> [Work instructions]: Locate the word "source" in the material, then show every line that holds it.

> [Data provided]:
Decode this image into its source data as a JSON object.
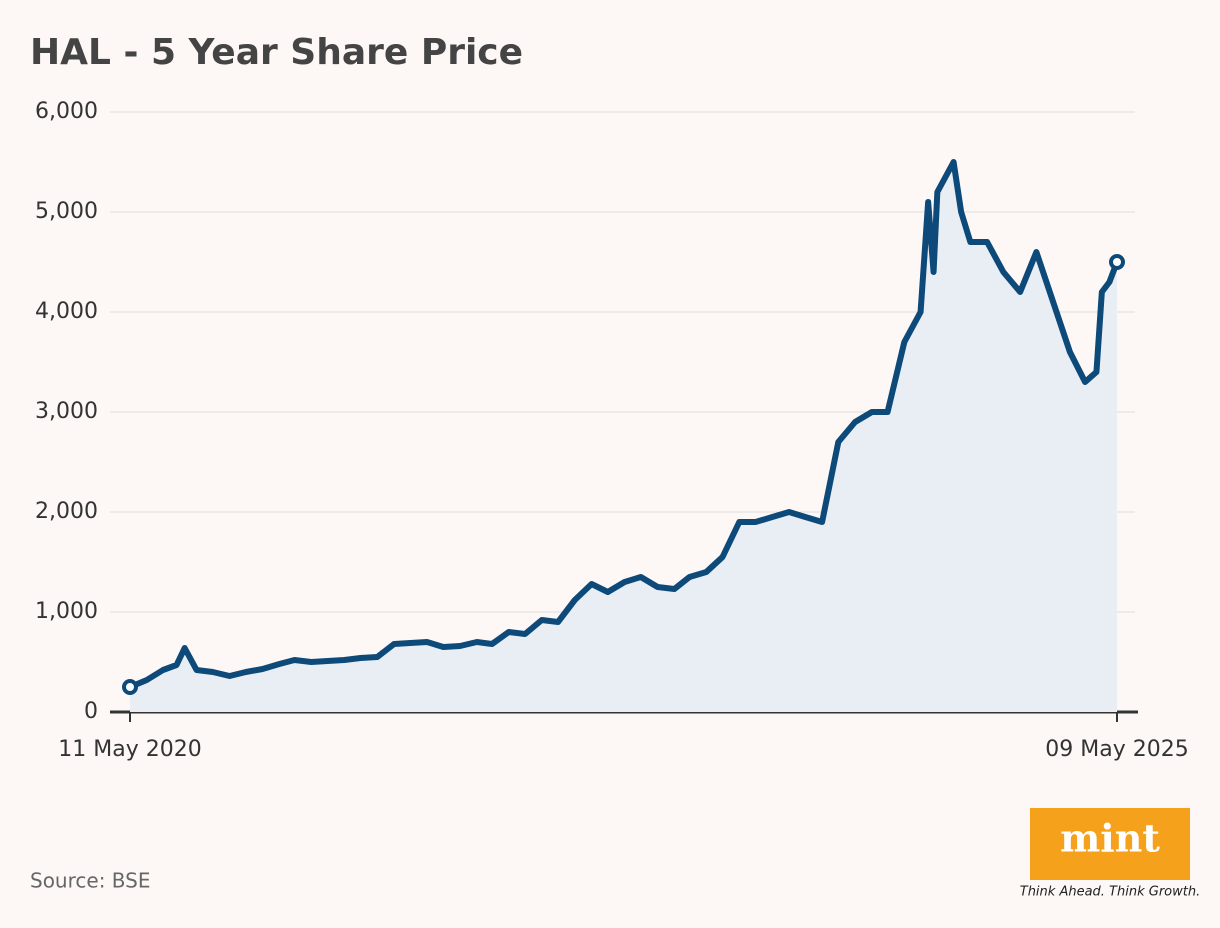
{
  "chart_data": {
    "type": "line",
    "title": "HAL - 5 Year Share Price",
    "x": [
      "11 May 2020",
      "11 Jun 2020",
      "11 Jul 2020",
      "05 Aug 2020",
      "20 Aug 2020",
      "11 Sep 2020",
      "11 Oct 2020",
      "11 Nov 2020",
      "11 Dec 2020",
      "11 Jan 2021",
      "11 Feb 2021",
      "11 Mar 2021",
      "11 Apr 2021",
      "11 May 2021",
      "11 Jun 2021",
      "11 Jul 2021",
      "11 Aug 2021",
      "11 Sep 2021",
      "11 Oct 2021",
      "11 Nov 2021",
      "11 Dec 2021",
      "11 Jan 2022",
      "11 Feb 2022",
      "11 Mar 2022",
      "11 Apr 2022",
      "11 May 2022",
      "11 Jun 2022",
      "11 Jul 2022",
      "11 Aug 2022",
      "11 Sep 2022",
      "11 Oct 2022",
      "11 Nov 2022",
      "11 Dec 2022",
      "11 Jan 2023",
      "11 Feb 2023",
      "11 Mar 2023",
      "11 Apr 2023",
      "11 May 2023",
      "11 Jun 2023",
      "11 Jul 2023",
      "11 Aug 2023",
      "11 Sep 2023",
      "11 Oct 2023",
      "11 Nov 2023",
      "11 Dec 2023",
      "11 Jan 2024",
      "11 Feb 2024",
      "11 Mar 2024",
      "11 Apr 2024",
      "11 May 2024",
      "25 May 2024",
      "04 Jun 2024",
      "11 Jun 2024",
      "11 Jul 2024",
      "25 Jul 2024",
      "11 Aug 2024",
      "11 Sep 2024",
      "11 Oct 2024",
      "11 Nov 2024",
      "11 Dec 2024",
      "11 Jan 2025",
      "11 Feb 2025",
      "11 Mar 2025",
      "01 Apr 2025",
      "11 Apr 2025",
      "25 Apr 2025",
      "09 May 2025"
    ],
    "series": [
      {
        "name": "HAL",
        "color": "#0d4a7a",
        "values": [
          250,
          320,
          420,
          470,
          640,
          420,
          400,
          360,
          400,
          430,
          480,
          520,
          500,
          510,
          520,
          540,
          550,
          680,
          690,
          700,
          650,
          660,
          700,
          680,
          800,
          780,
          920,
          900,
          1120,
          1280,
          1200,
          1300,
          1350,
          1250,
          1230,
          1350,
          1400,
          1550,
          1900,
          1900,
          1950,
          2000,
          1950,
          1900,
          2700,
          2900,
          3000,
          3000,
          3700,
          4000,
          5100,
          4400,
          5200,
          5500,
          5000,
          4700,
          4700,
          4400,
          4200,
          4600,
          4100,
          3600,
          3300,
          3400,
          4200,
          4300,
          4500
        ]
      }
    ],
    "xlim": [
      "11 May 2020",
      "09 May 2025"
    ],
    "xticks": [
      "11 May 2020",
      "09 May 2025"
    ],
    "ylim": [
      0,
      6000
    ],
    "yticks": [
      0,
      {
        "value": 1000,
        "label": "1,000"
      },
      {
        "value": 2000,
        "label": "2,000"
      },
      {
        "value": 3000,
        "label": "3,000"
      },
      {
        "value": 4000,
        "label": "4,000"
      },
      {
        "value": 5000,
        "label": "5,000"
      },
      {
        "value": 6000,
        "label": "6,000"
      }
    ],
    "grid": true
  },
  "footer": {
    "source": "Source: BSE",
    "logo": "mint",
    "tagline": "Think Ahead. Think Growth."
  }
}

> [Exercise output]:
Decode this image into its source data as a JSON object.
    "source": "Source: BSE",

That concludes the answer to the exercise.